(Problem to solve) All of the data should be output character for character, except the pictures.

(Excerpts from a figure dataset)
★ ★ ★ ★

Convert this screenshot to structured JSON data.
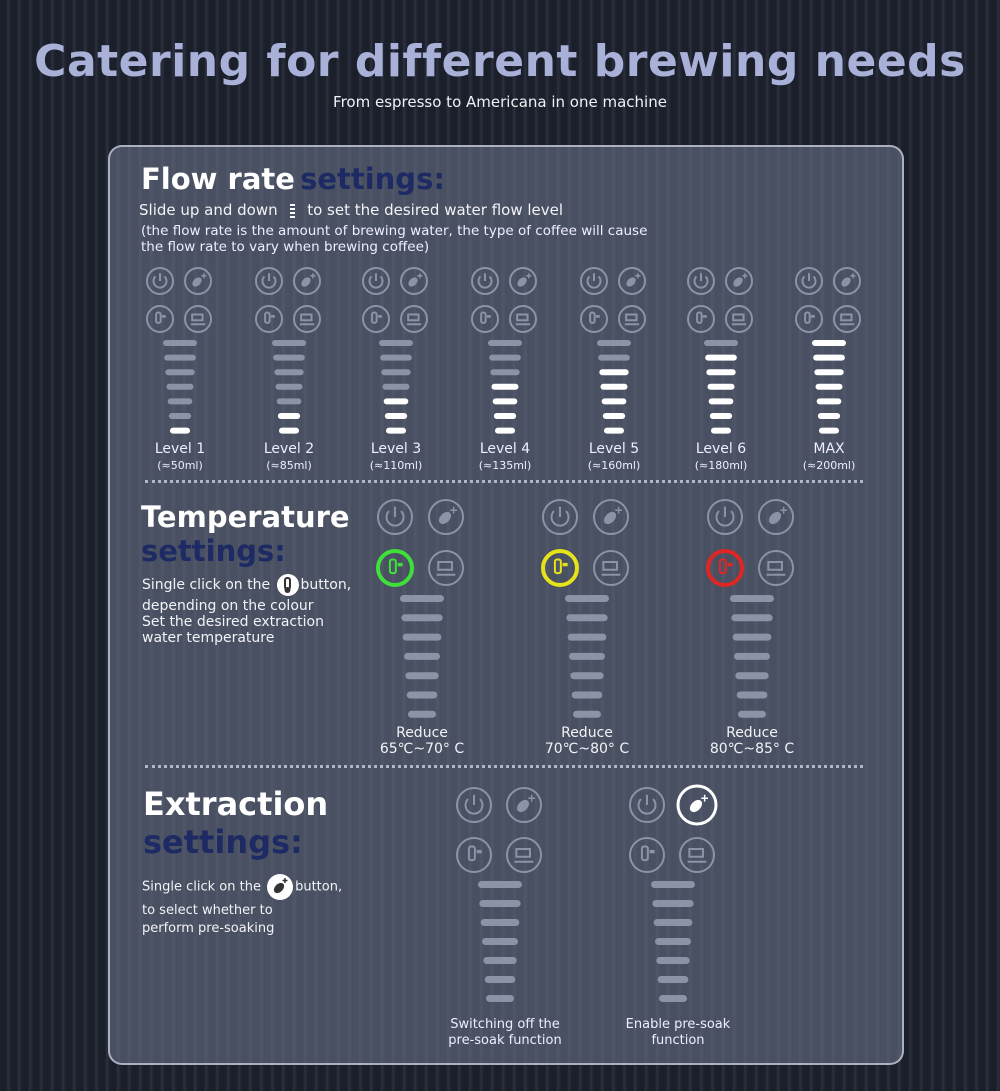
{
  "header": {
    "title": "Catering for different brewing needs",
    "subtitle": "From espresso to Americana in one machine"
  },
  "flow": {
    "title_main": "Flow rate",
    "title_accent": "settings:",
    "desc_a": "Slide up and down",
    "desc_b": "to set the desired water flow level",
    "note_lines": [
      "(the flow rate is the amount of brewing water, the type of coffee will cause",
      "the flow rate to vary when brewing coffee)"
    ],
    "levels": [
      {
        "label": "Level 1",
        "volume": "(≈50ml)"
      },
      {
        "label": "Level 2",
        "volume": "(≈85ml)"
      },
      {
        "label": "Level 3",
        "volume": "(≈110ml)"
      },
      {
        "label": "Level 4",
        "volume": "(≈135ml)"
      },
      {
        "label": "Level 5",
        "volume": "(≈160ml)"
      },
      {
        "label": "Level 6",
        "volume": "(≈180ml)"
      },
      {
        "label": "MAX",
        "volume": "(≈200ml)"
      }
    ]
  },
  "temperature": {
    "title_main": "Temperature",
    "title_accent": "settings:",
    "desc_a": "Single click on the",
    "desc_b": "button,",
    "desc_lines": [
      "depending on the colour",
      "Set the desired extraction",
      "water temperature"
    ],
    "modes": [
      {
        "label": "Reduce",
        "range": "65℃~70° C"
      },
      {
        "label": "Reduce",
        "range": "70℃~80° C"
      },
      {
        "label": "Reduce",
        "range": "80℃~85° C"
      }
    ]
  },
  "extraction": {
    "title_main": "Extraction",
    "title_accent": "settings:",
    "desc_a": "Single click on the",
    "desc_b": "button,",
    "desc_lines": [
      "to select whether to",
      "perform pre-soaking"
    ],
    "modes": [
      {
        "lines": [
          "Switching off the",
          "pre-soak function"
        ]
      },
      {
        "lines": [
          "Enable pre-soak",
          "function"
        ]
      }
    ]
  }
}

★ ★ ★ ★

(Correct response)
Convert this screenshot to structured JSON data.
{
  "header": {
    "title": "Catering for different brewing needs",
    "subtitle": "From espresso to Americana in one machine"
  },
  "flow": {
    "title_main": "Flow rate",
    "title_accent": "settings:",
    "desc_a": "Slide up and down",
    "desc_b": "to set the desired water flow level",
    "note_lines": [
      "(the flow rate is the amount of brewing water, the type of coffee will cause",
      "the flow rate to vary when brewing coffee)"
    ],
    "levels": [
      {
        "label": "Level 1",
        "volume": "(≈50ml)"
      },
      {
        "label": "Level 2",
        "volume": "(≈85ml)"
      },
      {
        "label": "Level 3",
        "volume": "(≈110ml)"
      },
      {
        "label": "Level 4",
        "volume": "(≈135ml)"
      },
      {
        "label": "Level 5",
        "volume": "(≈160ml)"
      },
      {
        "label": "Level 6",
        "volume": "(≈180ml)"
      },
      {
        "label": "MAX",
        "volume": "(≈200ml)"
      }
    ]
  },
  "temperature": {
    "title_main": "Temperature",
    "title_accent": "settings:",
    "desc_a": "Single click on the",
    "desc_b": "button,",
    "desc_lines": [
      "depending on the colour",
      "Set the desired extraction",
      "water temperature"
    ],
    "modes": [
      {
        "label": "Reduce",
        "range": "65℃~70° C"
      },
      {
        "label": "Reduce",
        "range": "70℃~80° C"
      },
      {
        "label": "Reduce",
        "range": "80℃~85° C"
      }
    ]
  },
  "extraction": {
    "title_main": "Extraction",
    "title_accent": "settings:",
    "desc_a": "Single click on the",
    "desc_b": "button,",
    "desc_lines": [
      "to select whether to",
      "perform pre-soaking"
    ],
    "modes": [
      {
        "lines": [
          "Switching off the",
          "pre-soak function"
        ]
      },
      {
        "lines": [
          "Enable pre-soak",
          "function"
        ]
      }
    ]
  }
}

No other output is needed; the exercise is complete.